--- begin Material shown ---
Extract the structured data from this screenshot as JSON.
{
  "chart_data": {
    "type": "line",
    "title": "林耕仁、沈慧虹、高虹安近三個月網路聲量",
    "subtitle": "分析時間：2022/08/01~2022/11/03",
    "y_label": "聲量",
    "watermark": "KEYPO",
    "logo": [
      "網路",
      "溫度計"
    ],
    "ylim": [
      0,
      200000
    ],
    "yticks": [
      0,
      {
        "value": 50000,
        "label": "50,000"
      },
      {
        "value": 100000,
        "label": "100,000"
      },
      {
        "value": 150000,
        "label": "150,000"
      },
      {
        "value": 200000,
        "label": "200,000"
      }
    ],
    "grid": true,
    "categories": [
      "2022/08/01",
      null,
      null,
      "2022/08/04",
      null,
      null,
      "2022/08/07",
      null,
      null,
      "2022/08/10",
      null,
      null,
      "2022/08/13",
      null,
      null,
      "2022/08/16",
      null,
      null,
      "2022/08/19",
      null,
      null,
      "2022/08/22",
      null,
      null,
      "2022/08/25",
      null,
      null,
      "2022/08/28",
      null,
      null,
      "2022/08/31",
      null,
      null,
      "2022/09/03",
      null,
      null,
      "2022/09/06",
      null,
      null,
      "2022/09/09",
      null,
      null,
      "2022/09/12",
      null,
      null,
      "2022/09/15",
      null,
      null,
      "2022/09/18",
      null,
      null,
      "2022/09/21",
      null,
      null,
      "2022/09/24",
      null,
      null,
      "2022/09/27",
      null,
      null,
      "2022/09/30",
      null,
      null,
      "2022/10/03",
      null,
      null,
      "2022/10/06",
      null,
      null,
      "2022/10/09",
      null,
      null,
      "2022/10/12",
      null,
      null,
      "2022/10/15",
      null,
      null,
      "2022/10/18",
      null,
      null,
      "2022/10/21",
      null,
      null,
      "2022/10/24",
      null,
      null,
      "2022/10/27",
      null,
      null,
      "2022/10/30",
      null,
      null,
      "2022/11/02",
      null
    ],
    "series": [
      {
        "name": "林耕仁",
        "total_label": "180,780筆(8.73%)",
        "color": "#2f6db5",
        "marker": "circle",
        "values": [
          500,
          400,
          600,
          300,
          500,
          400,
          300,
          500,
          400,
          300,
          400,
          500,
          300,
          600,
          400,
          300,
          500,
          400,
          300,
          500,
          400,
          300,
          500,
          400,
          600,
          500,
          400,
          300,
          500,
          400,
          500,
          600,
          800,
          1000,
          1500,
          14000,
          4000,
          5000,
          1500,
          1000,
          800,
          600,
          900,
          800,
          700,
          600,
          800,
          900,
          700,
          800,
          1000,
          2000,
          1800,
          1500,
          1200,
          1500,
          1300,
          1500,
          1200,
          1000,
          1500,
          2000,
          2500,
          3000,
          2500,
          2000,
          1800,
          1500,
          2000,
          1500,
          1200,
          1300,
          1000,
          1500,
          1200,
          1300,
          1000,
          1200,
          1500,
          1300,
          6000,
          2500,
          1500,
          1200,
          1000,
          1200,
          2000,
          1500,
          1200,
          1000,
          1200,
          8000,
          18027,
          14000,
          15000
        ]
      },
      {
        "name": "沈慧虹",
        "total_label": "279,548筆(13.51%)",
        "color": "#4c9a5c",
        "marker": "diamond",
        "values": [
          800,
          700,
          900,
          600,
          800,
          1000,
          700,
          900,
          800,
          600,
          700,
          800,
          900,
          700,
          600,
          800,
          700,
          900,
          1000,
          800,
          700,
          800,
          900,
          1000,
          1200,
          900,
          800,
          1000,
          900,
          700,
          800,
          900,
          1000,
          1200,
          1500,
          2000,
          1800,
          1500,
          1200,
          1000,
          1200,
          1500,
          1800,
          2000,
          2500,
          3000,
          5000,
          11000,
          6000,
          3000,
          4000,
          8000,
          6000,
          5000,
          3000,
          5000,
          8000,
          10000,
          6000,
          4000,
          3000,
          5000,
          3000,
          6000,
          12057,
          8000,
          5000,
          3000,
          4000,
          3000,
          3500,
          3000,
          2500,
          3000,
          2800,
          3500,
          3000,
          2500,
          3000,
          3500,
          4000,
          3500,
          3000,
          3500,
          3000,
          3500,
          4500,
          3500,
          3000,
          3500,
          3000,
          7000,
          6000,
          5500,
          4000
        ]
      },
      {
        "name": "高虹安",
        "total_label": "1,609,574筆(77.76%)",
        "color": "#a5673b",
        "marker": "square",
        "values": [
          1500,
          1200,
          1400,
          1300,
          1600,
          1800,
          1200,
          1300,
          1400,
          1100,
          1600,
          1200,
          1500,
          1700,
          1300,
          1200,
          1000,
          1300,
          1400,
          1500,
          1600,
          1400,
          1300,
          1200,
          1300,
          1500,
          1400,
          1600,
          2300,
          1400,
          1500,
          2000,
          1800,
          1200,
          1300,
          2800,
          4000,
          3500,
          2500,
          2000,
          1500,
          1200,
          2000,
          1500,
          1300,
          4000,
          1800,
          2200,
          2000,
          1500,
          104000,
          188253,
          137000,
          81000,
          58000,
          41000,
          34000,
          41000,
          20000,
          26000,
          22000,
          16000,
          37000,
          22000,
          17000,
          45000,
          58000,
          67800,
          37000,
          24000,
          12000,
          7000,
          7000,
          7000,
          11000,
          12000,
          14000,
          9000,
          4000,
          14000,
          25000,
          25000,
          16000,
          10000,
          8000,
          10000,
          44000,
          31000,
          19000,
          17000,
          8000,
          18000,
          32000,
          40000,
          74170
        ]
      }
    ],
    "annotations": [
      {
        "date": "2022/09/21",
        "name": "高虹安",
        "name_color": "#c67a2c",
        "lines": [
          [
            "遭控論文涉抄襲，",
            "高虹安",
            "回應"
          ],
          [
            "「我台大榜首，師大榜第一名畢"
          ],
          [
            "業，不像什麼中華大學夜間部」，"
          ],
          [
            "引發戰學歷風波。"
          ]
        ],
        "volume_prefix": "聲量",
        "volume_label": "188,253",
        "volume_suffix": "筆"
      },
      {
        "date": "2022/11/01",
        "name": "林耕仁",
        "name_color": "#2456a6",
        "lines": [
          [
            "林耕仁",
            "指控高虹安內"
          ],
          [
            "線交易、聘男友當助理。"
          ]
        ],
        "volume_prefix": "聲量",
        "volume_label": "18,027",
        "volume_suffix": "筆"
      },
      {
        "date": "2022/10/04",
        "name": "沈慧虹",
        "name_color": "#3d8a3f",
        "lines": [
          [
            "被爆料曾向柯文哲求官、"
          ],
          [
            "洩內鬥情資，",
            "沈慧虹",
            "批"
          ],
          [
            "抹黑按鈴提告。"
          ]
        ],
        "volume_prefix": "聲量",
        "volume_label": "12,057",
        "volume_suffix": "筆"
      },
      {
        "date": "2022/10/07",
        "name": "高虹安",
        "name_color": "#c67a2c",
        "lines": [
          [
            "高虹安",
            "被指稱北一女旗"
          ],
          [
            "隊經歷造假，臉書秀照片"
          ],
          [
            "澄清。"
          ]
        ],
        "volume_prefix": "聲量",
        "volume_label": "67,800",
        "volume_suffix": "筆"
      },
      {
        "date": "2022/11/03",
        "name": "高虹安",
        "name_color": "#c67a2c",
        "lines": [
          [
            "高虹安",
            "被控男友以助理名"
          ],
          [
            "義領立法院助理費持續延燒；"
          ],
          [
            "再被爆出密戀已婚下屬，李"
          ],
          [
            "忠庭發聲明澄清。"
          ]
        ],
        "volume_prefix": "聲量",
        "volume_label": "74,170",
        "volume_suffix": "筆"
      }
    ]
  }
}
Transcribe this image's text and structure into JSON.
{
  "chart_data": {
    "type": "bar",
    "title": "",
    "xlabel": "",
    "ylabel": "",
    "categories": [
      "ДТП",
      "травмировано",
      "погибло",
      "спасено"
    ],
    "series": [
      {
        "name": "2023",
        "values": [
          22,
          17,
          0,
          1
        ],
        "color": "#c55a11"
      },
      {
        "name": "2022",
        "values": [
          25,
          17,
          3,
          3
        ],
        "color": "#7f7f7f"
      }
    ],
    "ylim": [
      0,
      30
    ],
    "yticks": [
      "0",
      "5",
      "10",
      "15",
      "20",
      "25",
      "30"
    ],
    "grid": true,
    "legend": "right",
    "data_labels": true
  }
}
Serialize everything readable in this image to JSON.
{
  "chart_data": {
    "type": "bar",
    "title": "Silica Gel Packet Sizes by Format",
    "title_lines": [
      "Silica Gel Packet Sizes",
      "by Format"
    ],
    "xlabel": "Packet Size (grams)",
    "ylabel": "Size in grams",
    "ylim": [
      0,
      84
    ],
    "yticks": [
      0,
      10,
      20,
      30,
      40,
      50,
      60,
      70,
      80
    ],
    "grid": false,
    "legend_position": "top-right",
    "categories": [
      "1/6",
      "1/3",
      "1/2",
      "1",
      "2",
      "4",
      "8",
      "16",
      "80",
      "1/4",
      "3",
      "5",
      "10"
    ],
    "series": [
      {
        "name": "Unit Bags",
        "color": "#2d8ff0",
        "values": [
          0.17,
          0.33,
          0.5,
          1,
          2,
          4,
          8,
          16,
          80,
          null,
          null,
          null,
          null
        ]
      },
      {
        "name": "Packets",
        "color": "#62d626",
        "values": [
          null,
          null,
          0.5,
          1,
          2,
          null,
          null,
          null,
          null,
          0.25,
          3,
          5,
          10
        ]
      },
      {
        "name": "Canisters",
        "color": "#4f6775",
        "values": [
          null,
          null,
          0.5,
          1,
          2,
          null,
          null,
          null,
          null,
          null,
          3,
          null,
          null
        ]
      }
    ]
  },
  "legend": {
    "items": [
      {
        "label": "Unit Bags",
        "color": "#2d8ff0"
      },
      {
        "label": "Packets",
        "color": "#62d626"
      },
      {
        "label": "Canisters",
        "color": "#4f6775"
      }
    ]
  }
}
--- end Material shown ---
> [Problem] Extract from the data every line where "this" shows up.

> [Answer to the task]
Extract the structured data from this screenshot as JSON.
Transcribe this image's text and structure into JSON.
Serialize everything readable in this image to JSON.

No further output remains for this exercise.